EXERCISE PROMPT:
Count every line that holds the string "used", and report the number alone.

(Data entries)
---

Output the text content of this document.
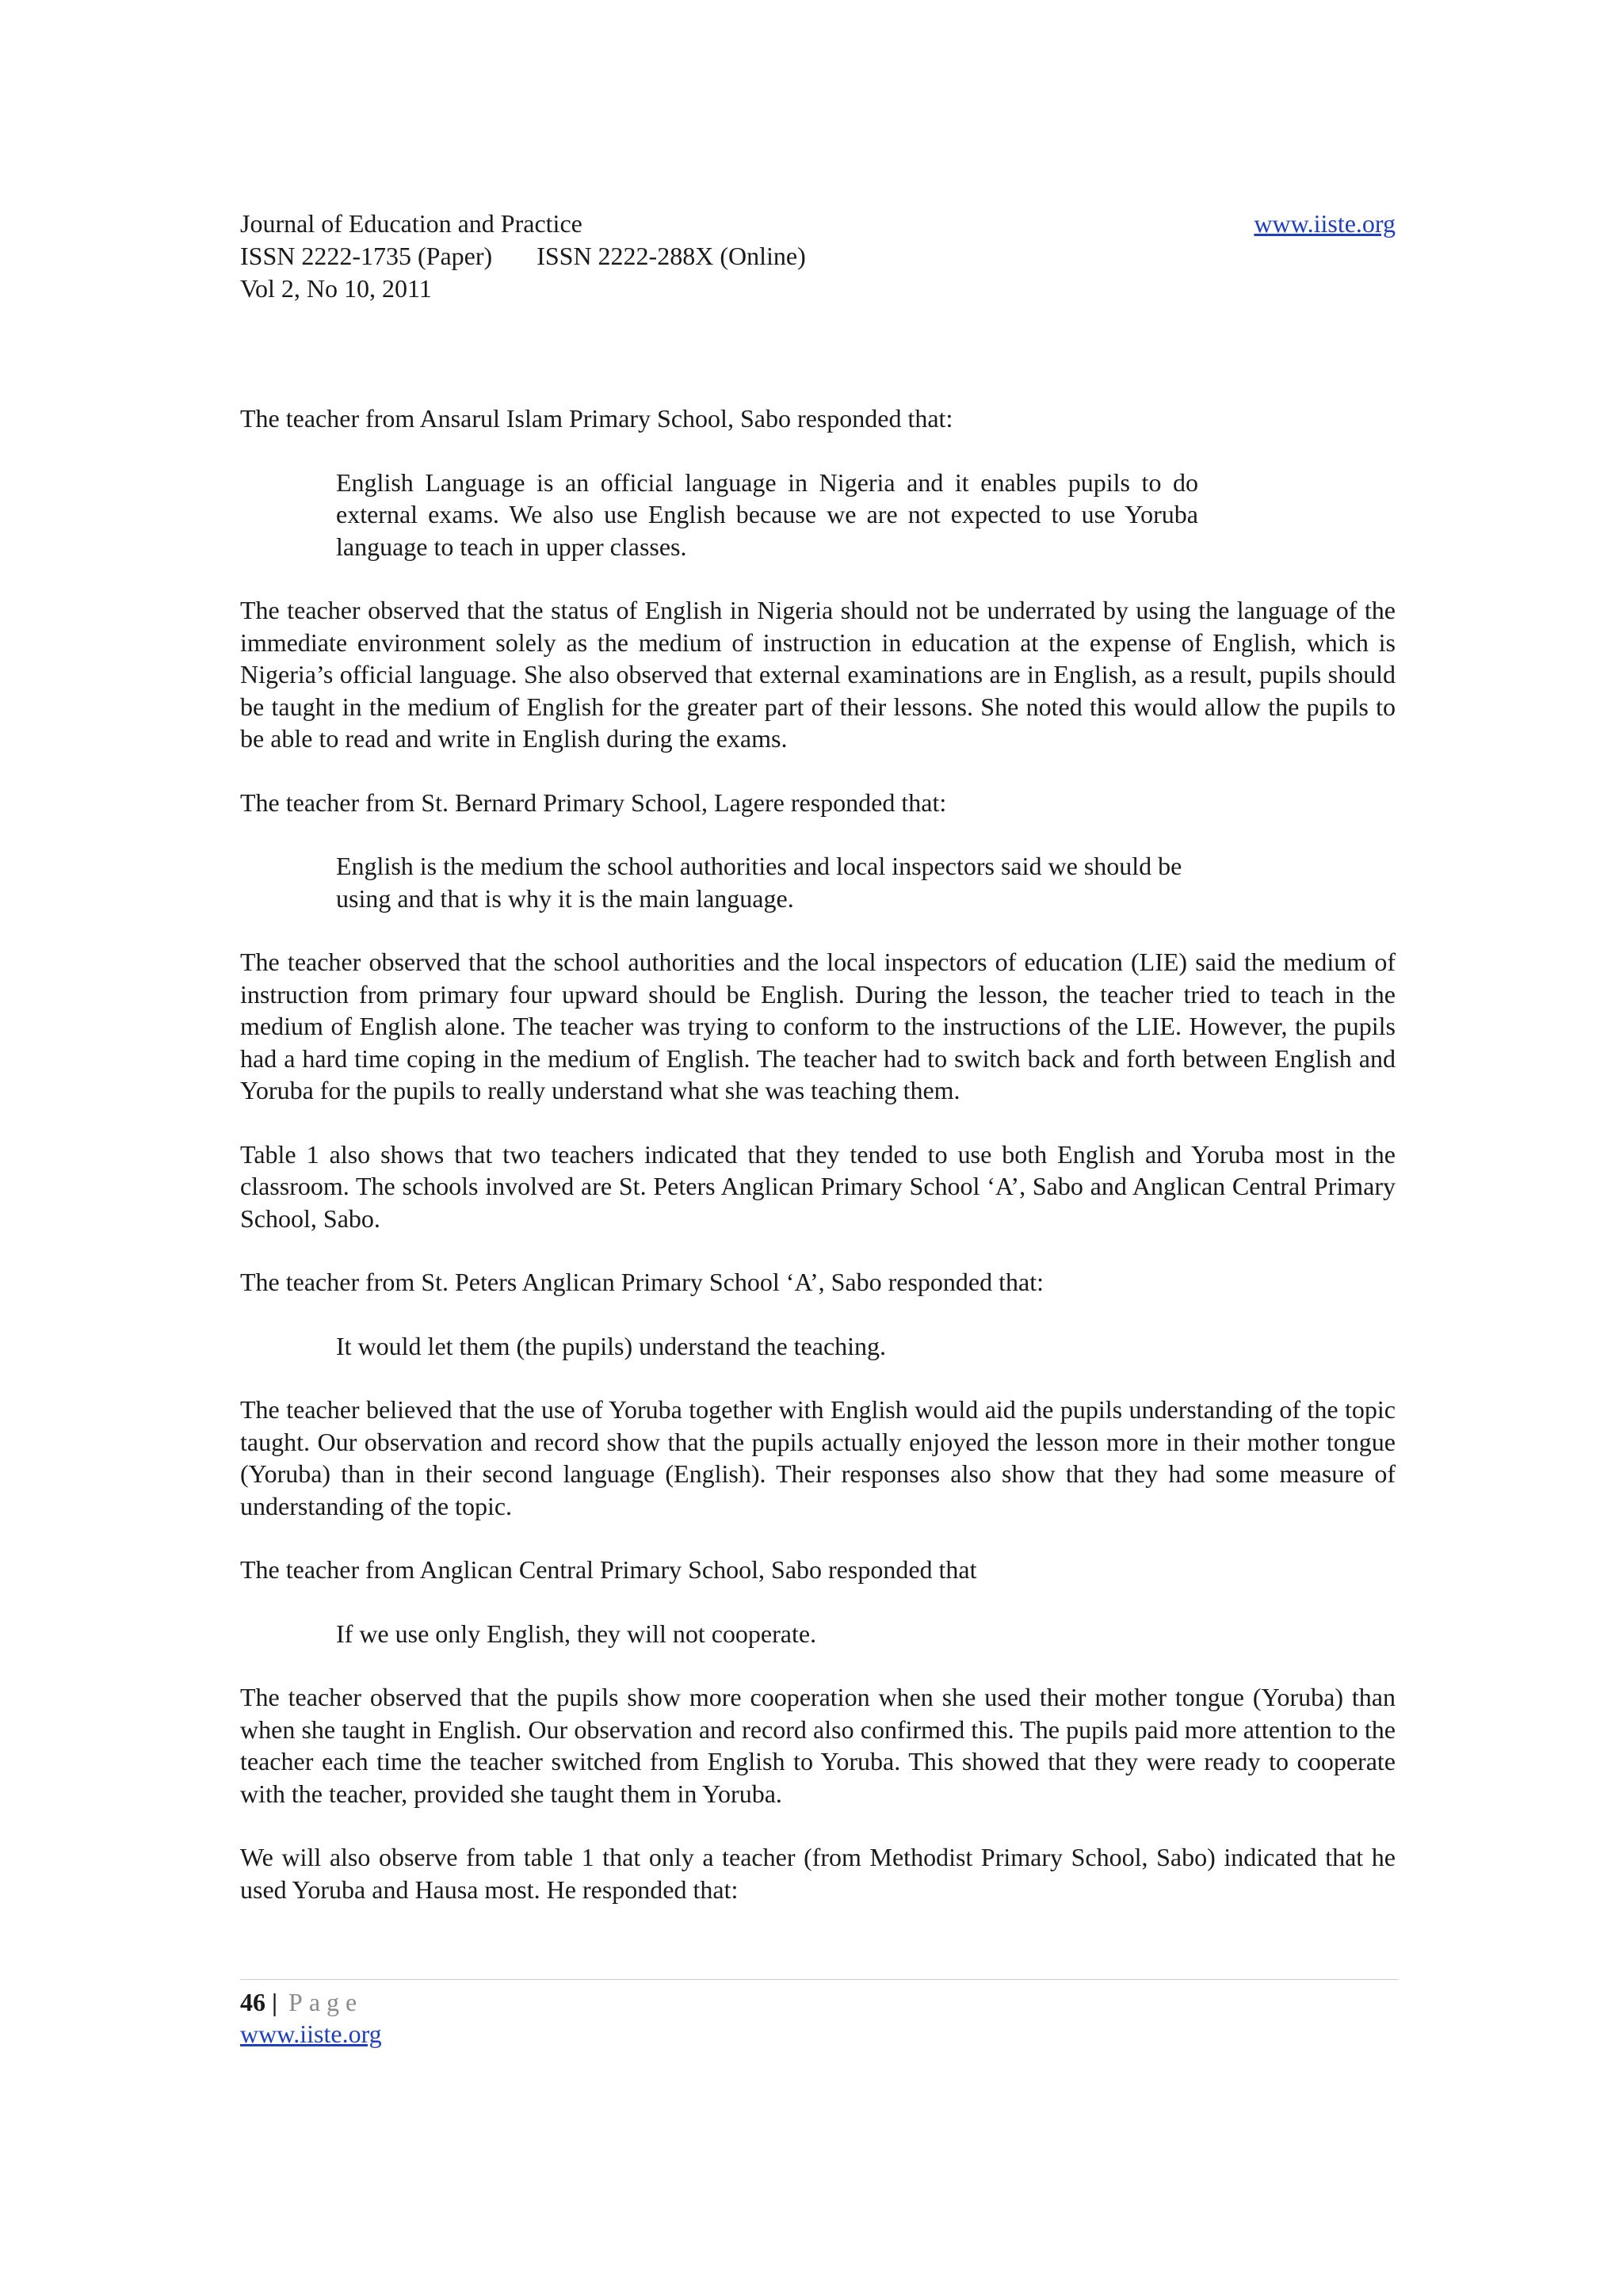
Journal of Education and Practice	www.iiste.org
ISSN 2222-1735 (Paper) ISSN 2222-288X (Online)
Vol 2, No 10, 2011

The teacher from Ansarul Islam Primary School, Sabo responded that:

English Language is an official language in Nigeria and it enables pupils to do external exams. We also use English because we are not expected to use Yoruba language to teach in upper classes.

The teacher observed that the status of English in Nigeria should not be underrated by using the language of the immediate environment solely as the medium of instruction in education at the expense of English, which is Nigeria’s official language. She also observed that external examinations are in English, as a result, pupils should be taught in the medium of English for the greater part of their lessons. She noted this would allow the pupils to be able to read and write in English during the exams.

The teacher from St. Bernard Primary School, Lagere responded that:

English is the medium the school authorities and local inspectors said we should be using and that is why it is the main language.

The teacher observed that the school authorities and the local inspectors of education (LIE) said the medium of instruction from primary four upward should be English. During the lesson, the teacher tried to teach in the medium of English alone. The teacher was trying to conform to the instructions of the LIE. However, the pupils had a hard time coping in the medium of English. The teacher had to switch back and forth between English and Yoruba for the pupils to really understand what she was teaching them.

Table 1 also shows that two teachers indicated that they tended to use both English and Yoruba most in the classroom. The schools involved are St. Peters Anglican Primary School ‘A’, Sabo and Anglican Central Primary School, Sabo.

The teacher from St. Peters Anglican Primary School ‘A’, Sabo responded that:

It would let them (the pupils) understand the teaching.

The teacher believed that the use of Yoruba together with English would aid the pupils understanding of the topic taught. Our observation and record show that the pupils actually enjoyed the lesson more in their mother tongue (Yoruba) than in their second language (English). Their responses also show that they had some measure of understanding of the topic.

The teacher from Anglican Central Primary School, Sabo responded that

If we use only English, they will not cooperate.

The teacher observed that the pupils show more cooperation when she used their mother tongue (Yoruba) than when she taught in English. Our observation and record also confirmed this. The pupils paid more attention to the teacher each time the teacher switched from English to Yoruba. This showed that they were ready to cooperate with the teacher, provided she taught them in Yoruba.

We will also observe from table 1 that only a teacher (from Methodist Primary School, Sabo) indicated that he used Yoruba and Hausa most. He responded that:

46 | Page
www.iiste.org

---

THE OUTPUT:
2